(Source records)
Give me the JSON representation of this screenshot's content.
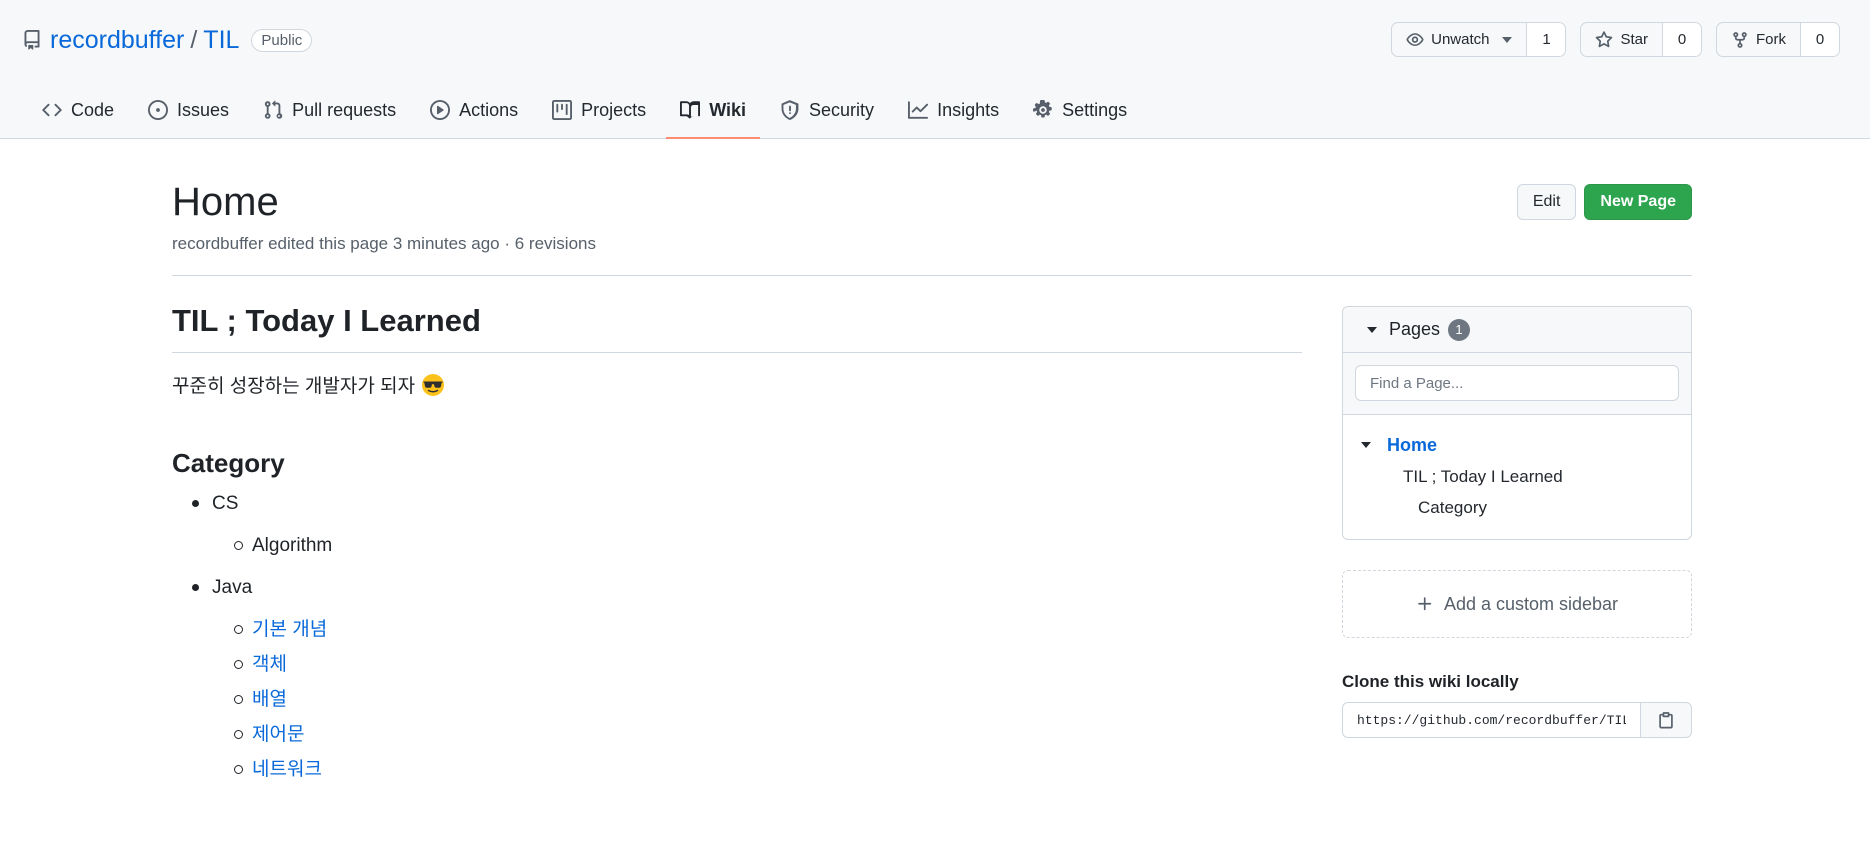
{
  "repo": {
    "owner": "recordbuffer",
    "separator": "/",
    "name": "TIL",
    "visibility": "Public",
    "watch": {
      "label": "Unwatch",
      "count": "1"
    },
    "star": {
      "label": "Star",
      "count": "0"
    },
    "fork": {
      "label": "Fork",
      "count": "0"
    }
  },
  "nav": {
    "code": "Code",
    "issues": "Issues",
    "pulls": "Pull requests",
    "actions": "Actions",
    "projects": "Projects",
    "wiki": "Wiki",
    "security": "Security",
    "insights": "Insights",
    "settings": "Settings",
    "active": "Wiki",
    "active_underline_color": "#fd8c73"
  },
  "wiki": {
    "title": "Home",
    "meta": "recordbuffer edited this page 3 minutes ago · 6 revisions",
    "edit_label": "Edit",
    "new_page_label": "New Page"
  },
  "content": {
    "heading": "TIL ; Today I Learned",
    "tagline": "꾸준히 성장하는 개발자가 되자",
    "tagline_emoji": "sunglasses-emoji",
    "category_heading": "Category",
    "categories": [
      {
        "name": "CS",
        "items": [
          "Algorithm"
        ]
      },
      {
        "name": "Java",
        "items": [
          "기본 개념",
          "객체",
          "배열",
          "제어문",
          "네트워크"
        ]
      }
    ]
  },
  "sidebar": {
    "pages_label": "Pages",
    "pages_count": "1",
    "search_placeholder": "Find a Page...",
    "home": "Home",
    "toc_1": "TIL ; Today I Learned",
    "toc_2": "Category",
    "custom_sidebar": "Add a custom sidebar",
    "clone_label": "Clone this wiki locally",
    "clone_url": "https://github.com/recordbuffer/TIL.wiki.git"
  },
  "colors": {
    "link": "#0969da",
    "primary_button": "#2da44e",
    "border": "#d0d7de"
  }
}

_TASK TO CARRY OUT_
Your task is to collect every line above that contains the word "recordbuffer".

_TASK SOLUTION_
    "owner": "recordbuffer",
    "meta": "recordbuffer edited this page 3 minutes ago · 6 revisions",
    "clone_url": "https://github.com/recordbuffer/TIL.wiki.git"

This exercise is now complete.